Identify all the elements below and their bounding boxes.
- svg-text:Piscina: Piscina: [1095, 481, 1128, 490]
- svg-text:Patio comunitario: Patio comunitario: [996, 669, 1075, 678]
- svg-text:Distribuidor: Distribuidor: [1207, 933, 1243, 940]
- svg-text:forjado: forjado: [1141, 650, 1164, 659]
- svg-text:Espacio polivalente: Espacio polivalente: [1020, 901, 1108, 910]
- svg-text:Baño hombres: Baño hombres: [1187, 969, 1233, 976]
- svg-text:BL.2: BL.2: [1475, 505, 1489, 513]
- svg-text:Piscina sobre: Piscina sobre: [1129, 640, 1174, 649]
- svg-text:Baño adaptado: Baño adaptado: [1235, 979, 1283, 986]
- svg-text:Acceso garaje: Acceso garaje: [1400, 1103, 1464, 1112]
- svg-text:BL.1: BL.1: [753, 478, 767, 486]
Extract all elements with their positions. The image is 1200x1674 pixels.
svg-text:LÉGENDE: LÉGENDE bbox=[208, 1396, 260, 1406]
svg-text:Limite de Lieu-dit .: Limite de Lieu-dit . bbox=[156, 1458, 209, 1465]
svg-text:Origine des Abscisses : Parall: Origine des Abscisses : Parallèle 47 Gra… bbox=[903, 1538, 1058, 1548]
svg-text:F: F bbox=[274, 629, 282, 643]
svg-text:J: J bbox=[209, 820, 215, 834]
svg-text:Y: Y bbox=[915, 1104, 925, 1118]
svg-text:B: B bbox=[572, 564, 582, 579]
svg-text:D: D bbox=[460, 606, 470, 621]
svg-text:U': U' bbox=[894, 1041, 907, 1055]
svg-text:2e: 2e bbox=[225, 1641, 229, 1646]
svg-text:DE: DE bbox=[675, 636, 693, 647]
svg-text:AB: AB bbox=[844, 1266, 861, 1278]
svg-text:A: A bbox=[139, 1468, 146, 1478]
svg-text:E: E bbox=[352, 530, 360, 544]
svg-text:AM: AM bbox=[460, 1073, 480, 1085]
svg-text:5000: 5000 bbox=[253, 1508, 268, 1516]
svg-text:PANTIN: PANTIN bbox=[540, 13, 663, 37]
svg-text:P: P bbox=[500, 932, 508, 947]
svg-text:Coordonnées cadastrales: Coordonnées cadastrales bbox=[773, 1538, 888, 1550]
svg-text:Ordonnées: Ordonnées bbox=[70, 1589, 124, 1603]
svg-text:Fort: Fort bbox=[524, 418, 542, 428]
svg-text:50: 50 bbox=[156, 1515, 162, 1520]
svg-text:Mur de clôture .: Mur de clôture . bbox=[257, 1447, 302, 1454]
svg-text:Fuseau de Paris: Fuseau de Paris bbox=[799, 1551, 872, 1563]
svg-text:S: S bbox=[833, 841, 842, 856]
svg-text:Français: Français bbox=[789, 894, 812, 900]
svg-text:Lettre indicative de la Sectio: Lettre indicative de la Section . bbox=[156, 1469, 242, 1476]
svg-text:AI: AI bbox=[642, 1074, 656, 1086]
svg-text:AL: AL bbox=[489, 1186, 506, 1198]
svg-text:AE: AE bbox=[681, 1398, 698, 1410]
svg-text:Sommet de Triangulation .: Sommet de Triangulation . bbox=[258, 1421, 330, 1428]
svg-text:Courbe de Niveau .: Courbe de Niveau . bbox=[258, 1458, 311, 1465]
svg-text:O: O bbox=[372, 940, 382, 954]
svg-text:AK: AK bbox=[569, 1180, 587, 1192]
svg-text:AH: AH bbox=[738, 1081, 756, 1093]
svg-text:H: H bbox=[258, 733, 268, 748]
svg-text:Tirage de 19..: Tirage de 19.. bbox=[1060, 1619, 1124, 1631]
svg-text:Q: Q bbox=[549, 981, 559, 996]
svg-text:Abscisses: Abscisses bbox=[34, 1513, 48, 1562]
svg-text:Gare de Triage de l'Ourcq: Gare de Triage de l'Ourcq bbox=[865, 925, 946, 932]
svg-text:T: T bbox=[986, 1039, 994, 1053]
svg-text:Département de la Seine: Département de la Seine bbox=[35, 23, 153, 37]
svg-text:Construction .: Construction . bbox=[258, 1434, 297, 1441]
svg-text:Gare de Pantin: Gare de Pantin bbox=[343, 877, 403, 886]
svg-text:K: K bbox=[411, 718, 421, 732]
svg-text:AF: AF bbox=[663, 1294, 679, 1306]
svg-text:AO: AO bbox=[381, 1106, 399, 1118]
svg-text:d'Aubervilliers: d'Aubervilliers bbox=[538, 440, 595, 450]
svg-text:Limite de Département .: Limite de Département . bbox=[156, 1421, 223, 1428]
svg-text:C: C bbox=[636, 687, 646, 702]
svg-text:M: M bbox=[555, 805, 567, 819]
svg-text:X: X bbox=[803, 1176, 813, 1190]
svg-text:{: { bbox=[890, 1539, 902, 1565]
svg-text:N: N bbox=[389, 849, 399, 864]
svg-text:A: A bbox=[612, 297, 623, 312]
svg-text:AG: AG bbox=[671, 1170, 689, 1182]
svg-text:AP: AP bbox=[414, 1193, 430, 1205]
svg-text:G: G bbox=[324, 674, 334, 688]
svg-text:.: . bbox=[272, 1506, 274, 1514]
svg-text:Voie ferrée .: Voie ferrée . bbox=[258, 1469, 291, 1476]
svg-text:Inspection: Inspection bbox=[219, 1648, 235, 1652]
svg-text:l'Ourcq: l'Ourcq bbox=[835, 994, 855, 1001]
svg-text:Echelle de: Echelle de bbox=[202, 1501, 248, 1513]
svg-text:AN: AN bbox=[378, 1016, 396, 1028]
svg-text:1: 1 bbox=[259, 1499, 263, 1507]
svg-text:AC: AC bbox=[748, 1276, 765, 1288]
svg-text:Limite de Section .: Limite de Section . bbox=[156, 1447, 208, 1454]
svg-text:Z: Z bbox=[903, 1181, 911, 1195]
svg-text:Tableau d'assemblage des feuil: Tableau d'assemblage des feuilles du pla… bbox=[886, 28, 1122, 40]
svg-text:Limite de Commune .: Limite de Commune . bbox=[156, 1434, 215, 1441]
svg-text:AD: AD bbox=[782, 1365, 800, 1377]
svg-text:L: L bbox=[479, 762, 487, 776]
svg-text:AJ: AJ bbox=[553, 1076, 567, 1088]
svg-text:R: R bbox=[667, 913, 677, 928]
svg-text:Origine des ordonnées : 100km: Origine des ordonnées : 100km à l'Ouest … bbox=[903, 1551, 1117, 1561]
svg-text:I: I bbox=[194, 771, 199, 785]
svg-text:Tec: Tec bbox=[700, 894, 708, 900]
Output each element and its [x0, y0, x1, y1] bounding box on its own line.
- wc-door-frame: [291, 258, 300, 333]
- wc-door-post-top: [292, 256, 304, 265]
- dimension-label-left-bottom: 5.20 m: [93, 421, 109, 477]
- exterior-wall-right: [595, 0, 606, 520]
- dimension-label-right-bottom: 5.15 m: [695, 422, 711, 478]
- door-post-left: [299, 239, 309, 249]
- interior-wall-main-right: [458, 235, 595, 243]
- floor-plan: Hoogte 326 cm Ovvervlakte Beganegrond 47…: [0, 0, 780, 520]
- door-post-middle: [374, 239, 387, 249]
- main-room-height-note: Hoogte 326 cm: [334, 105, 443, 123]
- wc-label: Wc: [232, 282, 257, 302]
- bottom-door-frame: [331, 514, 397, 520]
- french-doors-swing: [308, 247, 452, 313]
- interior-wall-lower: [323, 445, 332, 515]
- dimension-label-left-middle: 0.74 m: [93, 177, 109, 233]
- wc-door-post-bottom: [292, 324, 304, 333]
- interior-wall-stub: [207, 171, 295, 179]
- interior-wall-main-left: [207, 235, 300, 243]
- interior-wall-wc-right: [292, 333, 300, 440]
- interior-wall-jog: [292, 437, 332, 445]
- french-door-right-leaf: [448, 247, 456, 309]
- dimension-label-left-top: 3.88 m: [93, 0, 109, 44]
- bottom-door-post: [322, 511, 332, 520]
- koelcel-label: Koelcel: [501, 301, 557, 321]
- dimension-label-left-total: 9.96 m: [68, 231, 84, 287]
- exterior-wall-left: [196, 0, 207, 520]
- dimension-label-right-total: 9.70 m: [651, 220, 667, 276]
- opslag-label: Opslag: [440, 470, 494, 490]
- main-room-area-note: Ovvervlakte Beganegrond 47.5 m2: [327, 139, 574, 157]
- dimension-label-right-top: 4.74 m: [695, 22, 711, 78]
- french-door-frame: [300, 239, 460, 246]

───

할 일: 항목 맨 처음 줄부터 "- svg-text:forjado: forjado: [1141, 650, 1164, 659]"이 들어 있는 줄까지, 그 줄을 포함해 한 글자도 바꾸지 말고 그대로 다시 적으세요.

답변:
Identify all the elements below and their bounding boxes.
- svg-text:Piscina: Piscina: [1095, 481, 1128, 490]
- svg-text:Patio comunitario: Patio comunitario: [996, 669, 1075, 678]
- svg-text:Distribuidor: Distribuidor: [1207, 933, 1243, 940]
- svg-text:forjado: forjado: [1141, 650, 1164, 659]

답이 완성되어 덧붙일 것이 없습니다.